## START Exercise input

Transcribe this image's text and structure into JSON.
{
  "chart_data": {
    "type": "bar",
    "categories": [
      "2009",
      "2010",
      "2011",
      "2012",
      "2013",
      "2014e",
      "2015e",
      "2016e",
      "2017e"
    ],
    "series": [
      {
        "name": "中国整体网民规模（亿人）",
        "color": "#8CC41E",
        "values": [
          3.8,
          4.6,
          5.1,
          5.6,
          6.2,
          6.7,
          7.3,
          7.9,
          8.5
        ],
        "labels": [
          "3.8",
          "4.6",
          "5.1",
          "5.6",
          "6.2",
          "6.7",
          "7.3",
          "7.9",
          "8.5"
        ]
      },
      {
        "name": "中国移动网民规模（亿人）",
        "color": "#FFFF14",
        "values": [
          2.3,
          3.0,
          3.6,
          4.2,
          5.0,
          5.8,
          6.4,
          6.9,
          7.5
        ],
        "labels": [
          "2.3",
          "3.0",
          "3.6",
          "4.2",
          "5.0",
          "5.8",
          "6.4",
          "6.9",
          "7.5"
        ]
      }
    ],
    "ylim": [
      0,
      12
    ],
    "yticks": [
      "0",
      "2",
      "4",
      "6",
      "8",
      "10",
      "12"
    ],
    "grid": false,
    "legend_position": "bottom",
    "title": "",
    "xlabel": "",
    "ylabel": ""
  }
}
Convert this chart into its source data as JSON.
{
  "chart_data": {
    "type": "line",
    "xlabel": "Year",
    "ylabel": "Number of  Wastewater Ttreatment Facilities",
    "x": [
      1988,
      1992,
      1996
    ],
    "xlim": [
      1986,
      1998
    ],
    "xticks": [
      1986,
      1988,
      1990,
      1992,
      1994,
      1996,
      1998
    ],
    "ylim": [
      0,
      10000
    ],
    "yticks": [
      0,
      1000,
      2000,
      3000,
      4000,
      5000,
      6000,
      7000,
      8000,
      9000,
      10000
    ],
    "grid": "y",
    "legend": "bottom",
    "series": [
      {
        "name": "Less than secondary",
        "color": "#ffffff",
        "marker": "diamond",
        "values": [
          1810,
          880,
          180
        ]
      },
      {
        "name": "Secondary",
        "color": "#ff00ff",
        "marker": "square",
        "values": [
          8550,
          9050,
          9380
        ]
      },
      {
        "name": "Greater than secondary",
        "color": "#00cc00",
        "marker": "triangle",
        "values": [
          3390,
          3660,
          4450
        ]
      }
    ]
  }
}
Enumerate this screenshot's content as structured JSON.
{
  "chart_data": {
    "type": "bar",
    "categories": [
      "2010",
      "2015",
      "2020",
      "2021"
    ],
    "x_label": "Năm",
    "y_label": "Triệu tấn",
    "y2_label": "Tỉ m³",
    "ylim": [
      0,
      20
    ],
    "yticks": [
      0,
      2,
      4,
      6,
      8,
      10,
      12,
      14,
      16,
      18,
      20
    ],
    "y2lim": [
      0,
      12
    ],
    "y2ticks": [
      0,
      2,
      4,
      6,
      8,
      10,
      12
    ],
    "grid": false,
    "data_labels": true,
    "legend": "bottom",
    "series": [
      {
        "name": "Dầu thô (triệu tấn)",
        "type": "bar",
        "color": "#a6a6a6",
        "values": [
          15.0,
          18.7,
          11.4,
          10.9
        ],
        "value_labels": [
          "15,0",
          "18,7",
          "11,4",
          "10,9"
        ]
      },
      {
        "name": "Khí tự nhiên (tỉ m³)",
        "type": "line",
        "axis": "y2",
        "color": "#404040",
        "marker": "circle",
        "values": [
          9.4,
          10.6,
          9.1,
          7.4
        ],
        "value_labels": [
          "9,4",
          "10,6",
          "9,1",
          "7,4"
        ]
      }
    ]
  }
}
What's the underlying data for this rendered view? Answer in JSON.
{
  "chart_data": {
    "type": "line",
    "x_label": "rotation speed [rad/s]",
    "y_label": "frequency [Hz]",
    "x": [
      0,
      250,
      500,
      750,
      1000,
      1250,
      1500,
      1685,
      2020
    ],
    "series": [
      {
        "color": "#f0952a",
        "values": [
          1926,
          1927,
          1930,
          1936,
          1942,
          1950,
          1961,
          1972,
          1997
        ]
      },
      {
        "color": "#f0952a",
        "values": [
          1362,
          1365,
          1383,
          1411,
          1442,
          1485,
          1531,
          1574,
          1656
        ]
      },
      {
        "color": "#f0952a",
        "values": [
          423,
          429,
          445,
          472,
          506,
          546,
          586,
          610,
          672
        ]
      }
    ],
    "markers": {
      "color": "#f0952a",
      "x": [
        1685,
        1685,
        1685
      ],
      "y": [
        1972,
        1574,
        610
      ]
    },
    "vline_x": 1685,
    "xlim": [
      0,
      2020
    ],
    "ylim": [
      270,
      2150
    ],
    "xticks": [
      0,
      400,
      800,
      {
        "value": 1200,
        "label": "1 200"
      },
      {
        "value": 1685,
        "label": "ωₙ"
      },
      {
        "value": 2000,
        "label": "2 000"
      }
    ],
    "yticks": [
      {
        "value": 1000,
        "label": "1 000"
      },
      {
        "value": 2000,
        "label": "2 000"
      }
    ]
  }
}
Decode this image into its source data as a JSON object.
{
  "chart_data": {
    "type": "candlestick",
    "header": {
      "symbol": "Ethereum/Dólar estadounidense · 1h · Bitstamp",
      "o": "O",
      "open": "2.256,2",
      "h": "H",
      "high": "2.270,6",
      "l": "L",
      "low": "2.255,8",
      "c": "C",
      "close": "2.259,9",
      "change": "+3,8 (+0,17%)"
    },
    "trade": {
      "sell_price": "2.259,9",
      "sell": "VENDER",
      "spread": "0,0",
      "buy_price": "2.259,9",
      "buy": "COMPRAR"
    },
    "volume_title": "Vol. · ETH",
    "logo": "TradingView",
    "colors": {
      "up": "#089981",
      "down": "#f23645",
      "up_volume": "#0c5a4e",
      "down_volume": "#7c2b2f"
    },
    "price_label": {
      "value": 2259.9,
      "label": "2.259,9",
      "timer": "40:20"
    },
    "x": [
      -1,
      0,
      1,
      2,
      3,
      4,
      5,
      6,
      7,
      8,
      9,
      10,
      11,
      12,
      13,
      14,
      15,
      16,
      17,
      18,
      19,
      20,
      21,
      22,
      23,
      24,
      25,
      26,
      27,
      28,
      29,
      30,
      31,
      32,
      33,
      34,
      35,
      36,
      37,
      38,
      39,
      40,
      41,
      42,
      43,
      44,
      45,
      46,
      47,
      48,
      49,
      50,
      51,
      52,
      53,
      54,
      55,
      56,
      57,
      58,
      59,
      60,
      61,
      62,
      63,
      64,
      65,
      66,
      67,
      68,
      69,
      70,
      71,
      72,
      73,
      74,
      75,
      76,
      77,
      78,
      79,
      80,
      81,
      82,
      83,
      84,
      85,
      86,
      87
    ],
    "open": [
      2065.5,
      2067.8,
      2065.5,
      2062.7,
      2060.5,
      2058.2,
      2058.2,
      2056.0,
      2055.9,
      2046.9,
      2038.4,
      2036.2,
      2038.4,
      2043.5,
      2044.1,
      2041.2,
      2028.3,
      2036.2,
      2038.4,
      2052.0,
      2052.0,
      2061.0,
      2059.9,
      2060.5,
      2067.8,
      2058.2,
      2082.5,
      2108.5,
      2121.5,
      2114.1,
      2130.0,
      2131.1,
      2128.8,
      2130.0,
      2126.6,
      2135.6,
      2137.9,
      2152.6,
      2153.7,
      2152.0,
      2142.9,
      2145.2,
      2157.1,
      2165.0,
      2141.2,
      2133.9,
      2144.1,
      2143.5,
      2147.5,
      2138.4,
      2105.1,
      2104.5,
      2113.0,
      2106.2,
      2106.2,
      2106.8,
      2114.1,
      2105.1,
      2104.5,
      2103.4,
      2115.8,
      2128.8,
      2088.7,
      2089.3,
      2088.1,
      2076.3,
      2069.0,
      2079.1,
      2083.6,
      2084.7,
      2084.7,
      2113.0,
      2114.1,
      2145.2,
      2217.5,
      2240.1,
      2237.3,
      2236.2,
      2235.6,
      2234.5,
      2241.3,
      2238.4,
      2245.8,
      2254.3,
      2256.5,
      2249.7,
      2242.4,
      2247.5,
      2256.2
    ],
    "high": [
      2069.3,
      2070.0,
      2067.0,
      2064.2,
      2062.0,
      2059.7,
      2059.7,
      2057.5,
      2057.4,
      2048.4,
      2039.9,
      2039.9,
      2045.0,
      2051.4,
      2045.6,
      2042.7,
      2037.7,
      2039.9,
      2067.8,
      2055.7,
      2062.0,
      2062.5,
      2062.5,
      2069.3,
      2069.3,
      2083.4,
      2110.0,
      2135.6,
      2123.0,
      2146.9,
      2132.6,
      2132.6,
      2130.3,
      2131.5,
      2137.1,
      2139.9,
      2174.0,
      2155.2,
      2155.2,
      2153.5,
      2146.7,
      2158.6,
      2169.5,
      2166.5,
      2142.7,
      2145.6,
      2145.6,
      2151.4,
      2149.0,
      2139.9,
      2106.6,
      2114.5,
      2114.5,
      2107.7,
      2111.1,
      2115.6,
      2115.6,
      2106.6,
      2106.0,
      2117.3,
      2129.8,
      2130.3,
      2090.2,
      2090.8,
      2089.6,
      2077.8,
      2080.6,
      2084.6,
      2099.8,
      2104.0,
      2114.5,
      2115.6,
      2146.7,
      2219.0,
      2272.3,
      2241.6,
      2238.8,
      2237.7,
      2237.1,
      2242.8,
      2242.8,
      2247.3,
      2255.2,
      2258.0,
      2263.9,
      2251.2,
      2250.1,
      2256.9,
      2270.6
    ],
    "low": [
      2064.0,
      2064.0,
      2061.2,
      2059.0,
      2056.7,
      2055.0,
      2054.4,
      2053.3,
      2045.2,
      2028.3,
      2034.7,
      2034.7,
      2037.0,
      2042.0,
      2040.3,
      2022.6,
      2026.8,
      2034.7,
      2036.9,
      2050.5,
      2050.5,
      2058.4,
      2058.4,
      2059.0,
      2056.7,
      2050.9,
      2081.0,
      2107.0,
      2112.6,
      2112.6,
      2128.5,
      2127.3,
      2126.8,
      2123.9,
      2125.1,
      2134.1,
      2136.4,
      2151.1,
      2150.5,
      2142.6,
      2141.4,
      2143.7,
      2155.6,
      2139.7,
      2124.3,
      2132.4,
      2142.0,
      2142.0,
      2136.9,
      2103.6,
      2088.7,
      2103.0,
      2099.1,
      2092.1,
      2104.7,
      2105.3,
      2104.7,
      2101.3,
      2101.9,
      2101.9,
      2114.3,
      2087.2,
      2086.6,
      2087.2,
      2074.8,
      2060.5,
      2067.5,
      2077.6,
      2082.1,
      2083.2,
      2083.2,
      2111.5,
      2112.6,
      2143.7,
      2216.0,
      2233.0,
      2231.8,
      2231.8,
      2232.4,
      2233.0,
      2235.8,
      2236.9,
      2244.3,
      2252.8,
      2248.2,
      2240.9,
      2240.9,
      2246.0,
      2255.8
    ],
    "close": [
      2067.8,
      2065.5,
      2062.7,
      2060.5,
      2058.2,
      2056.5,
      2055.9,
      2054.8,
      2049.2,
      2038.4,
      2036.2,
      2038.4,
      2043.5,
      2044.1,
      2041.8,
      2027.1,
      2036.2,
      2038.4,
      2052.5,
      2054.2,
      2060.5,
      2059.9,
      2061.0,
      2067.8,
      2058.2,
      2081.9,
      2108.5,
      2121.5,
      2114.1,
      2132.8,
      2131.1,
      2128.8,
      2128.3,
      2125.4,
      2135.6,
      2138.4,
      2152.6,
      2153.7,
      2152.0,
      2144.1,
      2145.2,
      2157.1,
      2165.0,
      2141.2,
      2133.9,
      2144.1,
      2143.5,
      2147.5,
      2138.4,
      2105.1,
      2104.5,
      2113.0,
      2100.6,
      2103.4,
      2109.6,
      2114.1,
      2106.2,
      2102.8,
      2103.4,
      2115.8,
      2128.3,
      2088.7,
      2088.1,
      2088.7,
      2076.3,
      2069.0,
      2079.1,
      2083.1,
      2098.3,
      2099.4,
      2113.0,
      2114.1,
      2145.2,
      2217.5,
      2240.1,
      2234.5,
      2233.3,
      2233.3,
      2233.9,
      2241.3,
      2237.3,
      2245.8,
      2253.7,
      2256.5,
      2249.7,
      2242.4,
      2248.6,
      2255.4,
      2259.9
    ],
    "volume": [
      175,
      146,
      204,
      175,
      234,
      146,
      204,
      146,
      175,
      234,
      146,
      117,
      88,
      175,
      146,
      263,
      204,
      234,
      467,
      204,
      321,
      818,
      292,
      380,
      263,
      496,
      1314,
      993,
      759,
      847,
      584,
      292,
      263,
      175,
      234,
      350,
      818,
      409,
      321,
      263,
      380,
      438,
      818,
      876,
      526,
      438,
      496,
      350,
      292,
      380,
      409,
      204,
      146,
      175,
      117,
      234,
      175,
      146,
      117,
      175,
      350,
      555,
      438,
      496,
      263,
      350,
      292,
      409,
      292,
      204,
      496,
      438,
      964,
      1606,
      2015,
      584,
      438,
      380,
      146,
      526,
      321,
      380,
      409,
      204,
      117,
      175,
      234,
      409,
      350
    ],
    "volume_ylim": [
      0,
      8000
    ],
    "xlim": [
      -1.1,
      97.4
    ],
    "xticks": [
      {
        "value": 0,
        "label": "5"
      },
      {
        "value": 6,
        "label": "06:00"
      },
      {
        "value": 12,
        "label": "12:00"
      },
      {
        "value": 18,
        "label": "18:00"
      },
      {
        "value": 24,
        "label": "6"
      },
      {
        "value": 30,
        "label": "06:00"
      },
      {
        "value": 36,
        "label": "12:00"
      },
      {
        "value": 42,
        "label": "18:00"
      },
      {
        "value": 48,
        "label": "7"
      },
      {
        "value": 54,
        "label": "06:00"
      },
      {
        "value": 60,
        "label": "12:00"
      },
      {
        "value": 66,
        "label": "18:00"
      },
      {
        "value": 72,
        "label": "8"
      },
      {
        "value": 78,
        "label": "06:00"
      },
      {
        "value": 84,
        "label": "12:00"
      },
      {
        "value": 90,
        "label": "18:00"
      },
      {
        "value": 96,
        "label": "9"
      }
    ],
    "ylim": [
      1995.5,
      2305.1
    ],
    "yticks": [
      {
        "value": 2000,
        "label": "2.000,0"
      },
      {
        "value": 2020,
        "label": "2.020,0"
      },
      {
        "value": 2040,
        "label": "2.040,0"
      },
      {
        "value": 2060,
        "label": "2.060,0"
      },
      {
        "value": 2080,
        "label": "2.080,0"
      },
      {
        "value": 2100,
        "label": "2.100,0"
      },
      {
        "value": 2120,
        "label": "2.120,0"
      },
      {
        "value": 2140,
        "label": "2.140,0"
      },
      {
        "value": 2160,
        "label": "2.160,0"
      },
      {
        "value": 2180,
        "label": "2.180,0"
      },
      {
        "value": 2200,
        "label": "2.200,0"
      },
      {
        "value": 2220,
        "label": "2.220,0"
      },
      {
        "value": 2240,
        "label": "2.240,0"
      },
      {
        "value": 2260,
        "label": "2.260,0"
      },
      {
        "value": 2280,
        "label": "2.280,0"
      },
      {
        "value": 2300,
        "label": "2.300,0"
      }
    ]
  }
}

## END Exercise input

## [Problem requirements]
Copy each line that holds the word "image".

## [Answer to the problem]
Transcribe this image's text and structure into JSON.
Decode this image into its source data as a JSON object.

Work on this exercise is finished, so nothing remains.